= What to work on =
Copy the rows below word for word, from the first row through the line that contains "chart-subtitle: 2月頃からホテルの稼働率の改善に加速感がみられる [565,148,1442,191]", and nothing beyond it.

= Given data =

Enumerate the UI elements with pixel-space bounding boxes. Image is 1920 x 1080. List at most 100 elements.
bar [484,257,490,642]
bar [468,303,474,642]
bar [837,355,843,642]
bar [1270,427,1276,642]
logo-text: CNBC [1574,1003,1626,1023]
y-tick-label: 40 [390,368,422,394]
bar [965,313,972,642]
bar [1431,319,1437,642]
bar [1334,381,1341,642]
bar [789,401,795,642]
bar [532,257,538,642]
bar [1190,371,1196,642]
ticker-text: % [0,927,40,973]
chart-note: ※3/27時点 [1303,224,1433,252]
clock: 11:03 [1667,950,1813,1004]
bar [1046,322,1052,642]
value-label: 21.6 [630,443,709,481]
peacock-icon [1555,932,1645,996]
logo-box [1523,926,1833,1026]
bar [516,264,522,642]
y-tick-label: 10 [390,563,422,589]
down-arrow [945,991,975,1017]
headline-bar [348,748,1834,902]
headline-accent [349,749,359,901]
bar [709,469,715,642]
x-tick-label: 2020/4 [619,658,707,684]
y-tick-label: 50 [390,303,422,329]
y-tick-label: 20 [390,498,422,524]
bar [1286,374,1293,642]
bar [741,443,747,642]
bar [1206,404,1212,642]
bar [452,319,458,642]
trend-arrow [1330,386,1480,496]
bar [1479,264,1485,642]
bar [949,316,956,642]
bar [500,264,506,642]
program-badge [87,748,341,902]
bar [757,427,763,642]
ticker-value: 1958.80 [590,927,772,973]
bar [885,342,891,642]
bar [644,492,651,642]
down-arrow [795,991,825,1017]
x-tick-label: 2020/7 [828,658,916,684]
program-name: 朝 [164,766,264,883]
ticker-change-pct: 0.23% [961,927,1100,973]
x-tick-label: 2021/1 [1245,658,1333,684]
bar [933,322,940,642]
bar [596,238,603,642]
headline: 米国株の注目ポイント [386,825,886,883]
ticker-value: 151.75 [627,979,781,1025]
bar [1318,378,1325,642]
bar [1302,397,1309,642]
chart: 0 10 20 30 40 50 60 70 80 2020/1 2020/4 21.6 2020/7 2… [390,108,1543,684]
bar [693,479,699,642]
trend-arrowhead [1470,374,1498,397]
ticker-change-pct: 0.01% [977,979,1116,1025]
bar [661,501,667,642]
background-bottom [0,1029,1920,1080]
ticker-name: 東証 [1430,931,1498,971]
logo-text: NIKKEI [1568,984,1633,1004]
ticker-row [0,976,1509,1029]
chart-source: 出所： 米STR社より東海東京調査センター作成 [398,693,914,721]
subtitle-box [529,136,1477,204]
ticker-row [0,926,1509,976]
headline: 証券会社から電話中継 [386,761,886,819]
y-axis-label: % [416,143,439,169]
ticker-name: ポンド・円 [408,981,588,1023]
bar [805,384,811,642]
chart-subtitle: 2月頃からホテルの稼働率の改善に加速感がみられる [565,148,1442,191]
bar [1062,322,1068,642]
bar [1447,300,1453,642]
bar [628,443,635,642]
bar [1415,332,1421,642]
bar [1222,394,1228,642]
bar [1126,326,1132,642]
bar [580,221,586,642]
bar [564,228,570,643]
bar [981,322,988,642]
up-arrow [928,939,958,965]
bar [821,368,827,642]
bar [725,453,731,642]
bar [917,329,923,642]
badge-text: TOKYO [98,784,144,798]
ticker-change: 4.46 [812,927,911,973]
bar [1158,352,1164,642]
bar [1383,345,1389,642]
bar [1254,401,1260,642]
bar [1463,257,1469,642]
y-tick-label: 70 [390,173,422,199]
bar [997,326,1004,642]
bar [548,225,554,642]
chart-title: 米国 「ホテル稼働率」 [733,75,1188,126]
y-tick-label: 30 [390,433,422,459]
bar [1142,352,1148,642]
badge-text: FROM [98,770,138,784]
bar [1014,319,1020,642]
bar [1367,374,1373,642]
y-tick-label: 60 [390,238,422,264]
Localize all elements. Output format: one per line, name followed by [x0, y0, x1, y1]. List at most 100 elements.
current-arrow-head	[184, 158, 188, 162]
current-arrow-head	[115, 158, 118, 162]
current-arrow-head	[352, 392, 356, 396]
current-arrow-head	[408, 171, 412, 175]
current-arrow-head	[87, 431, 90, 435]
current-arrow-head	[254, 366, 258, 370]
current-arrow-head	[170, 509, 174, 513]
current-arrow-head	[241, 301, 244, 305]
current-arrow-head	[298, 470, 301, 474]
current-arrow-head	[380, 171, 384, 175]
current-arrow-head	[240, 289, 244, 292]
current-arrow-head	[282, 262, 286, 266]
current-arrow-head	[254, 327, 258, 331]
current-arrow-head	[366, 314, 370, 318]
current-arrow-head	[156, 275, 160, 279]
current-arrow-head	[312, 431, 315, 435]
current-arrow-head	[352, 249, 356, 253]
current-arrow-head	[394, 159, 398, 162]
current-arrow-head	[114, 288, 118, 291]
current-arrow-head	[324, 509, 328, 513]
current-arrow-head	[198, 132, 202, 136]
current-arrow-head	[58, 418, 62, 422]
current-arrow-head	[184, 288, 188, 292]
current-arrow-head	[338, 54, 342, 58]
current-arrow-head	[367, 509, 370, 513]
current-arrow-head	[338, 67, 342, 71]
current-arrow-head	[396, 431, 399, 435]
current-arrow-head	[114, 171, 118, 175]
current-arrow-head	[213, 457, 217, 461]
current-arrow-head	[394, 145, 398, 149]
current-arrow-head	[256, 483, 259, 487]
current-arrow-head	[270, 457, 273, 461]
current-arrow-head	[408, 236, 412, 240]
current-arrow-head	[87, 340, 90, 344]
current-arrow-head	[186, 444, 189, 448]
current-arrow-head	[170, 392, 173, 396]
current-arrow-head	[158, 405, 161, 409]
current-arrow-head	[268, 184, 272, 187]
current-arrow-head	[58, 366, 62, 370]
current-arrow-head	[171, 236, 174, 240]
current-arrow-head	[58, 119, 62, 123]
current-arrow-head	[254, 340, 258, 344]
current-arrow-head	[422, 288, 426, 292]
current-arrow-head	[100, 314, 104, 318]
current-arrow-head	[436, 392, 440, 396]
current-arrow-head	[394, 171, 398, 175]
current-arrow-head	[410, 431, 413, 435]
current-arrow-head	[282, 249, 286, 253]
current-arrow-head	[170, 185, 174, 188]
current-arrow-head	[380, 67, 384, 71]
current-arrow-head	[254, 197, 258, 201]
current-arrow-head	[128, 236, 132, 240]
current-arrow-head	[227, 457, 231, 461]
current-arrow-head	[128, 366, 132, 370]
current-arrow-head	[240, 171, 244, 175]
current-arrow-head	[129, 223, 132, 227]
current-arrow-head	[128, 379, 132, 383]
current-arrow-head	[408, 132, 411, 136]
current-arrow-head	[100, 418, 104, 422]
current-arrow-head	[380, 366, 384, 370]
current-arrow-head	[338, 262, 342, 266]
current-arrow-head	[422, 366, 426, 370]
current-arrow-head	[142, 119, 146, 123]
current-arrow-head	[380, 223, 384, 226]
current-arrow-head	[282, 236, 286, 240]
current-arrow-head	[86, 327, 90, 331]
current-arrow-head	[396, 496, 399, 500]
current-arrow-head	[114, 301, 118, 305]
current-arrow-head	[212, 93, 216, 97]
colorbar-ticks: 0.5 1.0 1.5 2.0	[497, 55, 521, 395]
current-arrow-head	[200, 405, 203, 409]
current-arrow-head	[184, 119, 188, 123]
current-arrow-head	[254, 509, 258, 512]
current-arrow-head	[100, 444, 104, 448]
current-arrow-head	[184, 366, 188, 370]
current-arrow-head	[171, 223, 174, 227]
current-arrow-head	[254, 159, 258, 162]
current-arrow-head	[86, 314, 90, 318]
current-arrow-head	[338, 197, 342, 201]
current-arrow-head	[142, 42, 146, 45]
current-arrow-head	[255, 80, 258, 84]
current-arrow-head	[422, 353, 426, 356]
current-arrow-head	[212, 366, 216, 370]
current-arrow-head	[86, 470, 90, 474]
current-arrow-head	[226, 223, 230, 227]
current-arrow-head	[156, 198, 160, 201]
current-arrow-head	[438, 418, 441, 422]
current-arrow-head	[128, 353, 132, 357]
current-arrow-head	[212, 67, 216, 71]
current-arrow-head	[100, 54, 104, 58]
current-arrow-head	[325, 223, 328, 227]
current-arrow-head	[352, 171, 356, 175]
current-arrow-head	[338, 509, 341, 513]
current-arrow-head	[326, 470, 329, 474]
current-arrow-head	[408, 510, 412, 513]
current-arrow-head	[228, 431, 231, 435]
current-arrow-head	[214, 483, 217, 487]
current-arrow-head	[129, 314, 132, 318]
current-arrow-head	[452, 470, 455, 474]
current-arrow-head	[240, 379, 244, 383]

= Exercise solution =
Enumerate the UI elements with pixel-space bounding boxes. Image is 1920 x 1080. List at most 100 elements.
bar [484,257,490,642]
bar [468,303,474,642]
bar [837,355,843,642]
bar [1270,427,1276,642]
logo-text: CNBC [1574,1003,1626,1023]
y-tick-label: 40 [390,368,422,394]
bar [965,313,972,642]
bar [1431,319,1437,642]
bar [1334,381,1341,642]
bar [789,401,795,642]
bar [532,257,538,642]
bar [1190,371,1196,642]
ticker-text: % [0,927,40,973]
chart-note: ※3/27時点 [1303,224,1433,252]
clock: 11:03 [1667,950,1813,1004]
bar [1046,322,1052,642]
value-label: 21.6 [630,443,709,481]
peacock-icon [1555,932,1645,996]
logo-box [1523,926,1833,1026]
bar [516,264,522,642]
y-tick-label: 10 [390,563,422,589]
down-arrow [945,991,975,1017]
headline-bar [348,748,1834,902]
headline-accent [349,749,359,901]
bar [709,469,715,642]
x-tick-label: 2020/4 [619,658,707,684]
y-tick-label: 50 [390,303,422,329]
y-tick-label: 20 [390,498,422,524]
bar [1286,374,1293,642]
bar [741,443,747,642]
bar [1206,404,1212,642]
bar [452,319,458,642]
trend-arrow [1330,386,1480,496]
bar [1479,264,1485,642]
bar [949,316,956,642]
bar [500,264,506,642]
program-badge [87,748,341,902]
bar [757,427,763,642]
ticker-value: 1958.80 [590,927,772,973]
bar [885,342,891,642]
bar [644,492,651,642]
down-arrow [795,991,825,1017]
x-tick-label: 2020/7 [828,658,916,684]
program-name: 朝 [164,766,264,883]
ticker-change-pct: 0.23% [961,927,1100,973]
x-tick-label: 2021/1 [1245,658,1333,684]
bar [933,322,940,642]
bar [596,238,603,642]
headline: 米国株の注目ポイント [386,825,886,883]
ticker-value: 151.75 [627,979,781,1025]
bar [1318,378,1325,642]
bar [1302,397,1309,642]
chart: 0 10 20 30 40 50 60 70 80 2020/1 2020/4 21.6 2020/7 2… [390,108,1543,684]
bar [693,479,699,642]
trend-arrowhead [1470,374,1498,397]
ticker-change-pct: 0.01% [977,979,1116,1025]
bar [661,501,667,642]
background-bottom [0,1029,1920,1080]
ticker-name: 東証 [1430,931,1498,971]
logo-text: NIKKEI [1568,984,1633,1004]
ticker-row [0,976,1509,1029]
chart-source: 出所： 米STR社より東海東京調査センター作成 [398,693,914,721]
subtitle-box [529,136,1477,204]
ticker-row [0,926,1509,976]
headline: 証券会社から電話中継 [386,761,886,819]
y-axis-label: % [416,143,439,169]
ticker-name: ポンド・円 [408,981,588,1023]
bar [805,384,811,642]
chart-subtitle: 2月頃からホテルの稼働率の改善に加速感がみられる [565,148,1442,191]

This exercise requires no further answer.